Data lines:
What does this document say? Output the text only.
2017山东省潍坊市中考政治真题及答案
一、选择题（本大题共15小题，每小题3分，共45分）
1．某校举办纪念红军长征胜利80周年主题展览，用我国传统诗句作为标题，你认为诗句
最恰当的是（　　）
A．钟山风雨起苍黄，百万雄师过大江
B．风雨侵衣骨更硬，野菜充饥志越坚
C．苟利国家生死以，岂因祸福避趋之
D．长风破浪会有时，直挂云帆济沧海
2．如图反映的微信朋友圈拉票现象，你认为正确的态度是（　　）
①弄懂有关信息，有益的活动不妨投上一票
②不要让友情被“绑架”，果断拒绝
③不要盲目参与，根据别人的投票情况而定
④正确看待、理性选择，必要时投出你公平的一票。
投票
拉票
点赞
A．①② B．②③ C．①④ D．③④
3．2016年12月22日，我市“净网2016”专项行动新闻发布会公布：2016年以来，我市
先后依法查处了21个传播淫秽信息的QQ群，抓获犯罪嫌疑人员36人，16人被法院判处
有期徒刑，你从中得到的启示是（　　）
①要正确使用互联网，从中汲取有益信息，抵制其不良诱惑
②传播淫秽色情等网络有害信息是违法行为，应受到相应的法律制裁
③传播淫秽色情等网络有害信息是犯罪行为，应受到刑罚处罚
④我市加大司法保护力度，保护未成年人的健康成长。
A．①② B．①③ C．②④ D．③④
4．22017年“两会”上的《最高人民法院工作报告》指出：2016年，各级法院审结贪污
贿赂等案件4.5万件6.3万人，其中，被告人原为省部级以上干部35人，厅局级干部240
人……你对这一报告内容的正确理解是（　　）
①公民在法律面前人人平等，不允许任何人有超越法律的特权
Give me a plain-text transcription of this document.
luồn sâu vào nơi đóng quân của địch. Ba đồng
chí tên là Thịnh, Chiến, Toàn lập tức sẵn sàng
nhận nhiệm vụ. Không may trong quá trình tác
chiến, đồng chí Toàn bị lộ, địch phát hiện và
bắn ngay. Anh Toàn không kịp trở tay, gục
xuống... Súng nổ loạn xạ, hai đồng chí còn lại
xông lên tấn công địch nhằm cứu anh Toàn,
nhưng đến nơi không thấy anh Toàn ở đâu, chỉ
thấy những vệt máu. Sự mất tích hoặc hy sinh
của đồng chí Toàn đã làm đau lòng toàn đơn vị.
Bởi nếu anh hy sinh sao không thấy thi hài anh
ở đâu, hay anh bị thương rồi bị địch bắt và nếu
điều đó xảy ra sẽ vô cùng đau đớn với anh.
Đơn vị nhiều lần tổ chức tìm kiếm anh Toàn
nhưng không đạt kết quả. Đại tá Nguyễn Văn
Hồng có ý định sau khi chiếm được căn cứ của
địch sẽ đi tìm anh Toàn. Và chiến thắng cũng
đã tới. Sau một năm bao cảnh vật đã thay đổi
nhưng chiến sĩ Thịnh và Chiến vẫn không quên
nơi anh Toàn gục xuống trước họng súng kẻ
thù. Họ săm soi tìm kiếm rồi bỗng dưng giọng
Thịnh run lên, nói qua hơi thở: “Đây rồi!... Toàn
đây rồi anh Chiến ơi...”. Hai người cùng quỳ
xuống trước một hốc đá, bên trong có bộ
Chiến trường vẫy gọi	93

Directive: Nothing should be changed: write out all of the data as is.

Solution for this exercise:
What does this document say? Output the text only.
2017山东省潍坊市中考政治真题及答案
一、选择题（本大题共15小题，每小题3分，共45分）
1．某校举办纪念红军长征胜利80周年主题展览，用我国传统诗句作为标题，你认为诗句
最恰当的是（　　）
A．钟山风雨起苍黄，百万雄师过大江
B．风雨侵衣骨更硬，野菜充饥志越坚
C．苟利国家生死以，岂因祸福避趋之
D．长风破浪会有时，直挂云帆济沧海
2．如图反映的微信朋友圈拉票现象，你认为正确的态度是（　　）
①弄懂有关信息，有益的活动不妨投上一票
②不要让友情被“绑架”，果断拒绝
③不要盲目参与，根据别人的投票情况而定
④正确看待、理性选择，必要时投出你公平的一票。
投票
拉票
点赞
A．①② B．②③ C．①④ D．③④
3．2016年12月22日，我市“净网2016”专项行动新闻发布会公布：2016年以来，我市
先后依法查处了21个传播淫秽信息的QQ群，抓获犯罪嫌疑人员36人，16人被法院判处
有期徒刑，你从中得到的启示是（　　）
①要正确使用互联网，从中汲取有益信息，抵制其不良诱惑
②传播淫秽色情等网络有害信息是违法行为，应受到相应的法律制裁
③传播淫秽色情等网络有害信息是犯罪行为，应受到刑罚处罚
④我市加大司法保护力度，保护未成年人的健康成长。
A．①② B．①③ C．②④ D．③④
4．22017年“两会”上的《最高人民法院工作报告》指出：2016年，各级法院审结贪污
贿赂等案件4.5万件6.3万人，其中，被告人原为省部级以上干部35人，厅局级干部240
人……你对这一报告内容的正确理解是（　　）
①公民在法律面前人人平等，不允许任何人有超越法律的特权
Give me a plain-text transcription of this document.
luồn sâu vào nơi đóng quân của địch. Ba đồng
chí tên là Thịnh, Chiến, Toàn lập tức sẵn sàng
nhận nhiệm vụ. Không may trong quá trình tác
chiến, đồng chí Toàn bị lộ, địch phát hiện và
bắn ngay. Anh Toàn không kịp trở tay, gục
xuống... Súng nổ loạn xạ, hai đồng chí còn lại
xông lên tấn công địch nhằm cứu anh Toàn,
nhưng đến nơi không thấy anh Toàn ở đâu, chỉ
thấy những vệt máu. Sự mất tích hoặc hy sinh
của đồng chí Toàn đã làm đau lòng toàn đơn vị.
Bởi nếu anh hy sinh sao không thấy thi hài anh
ở đâu, hay anh bị thương rồi bị địch bắt và nếu
điều đó xảy ra sẽ vô cùng đau đớn với anh.
Đơn vị nhiều lần tổ chức tìm kiếm anh Toàn
nhưng không đạt kết quả. Đại tá Nguyễn Văn
Hồng có ý định sau khi chiếm được căn cứ của
địch sẽ đi tìm anh Toàn. Và chiến thắng cũng
đã tới. Sau một năm bao cảnh vật đã thay đổi
nhưng chiến sĩ Thịnh và Chiến vẫn không quên
nơi anh Toàn gục xuống trước họng súng kẻ
thù. Họ săm soi tìm kiếm rồi bỗng dưng giọng
Thịnh run lên, nói qua hơi thở: “Đây rồi!... Toàn
đây rồi anh Chiến ơi...”. Hai người cùng quỳ
xuống trước một hốc đá, bên trong có bộ
Chiến trường vẫy gọi	93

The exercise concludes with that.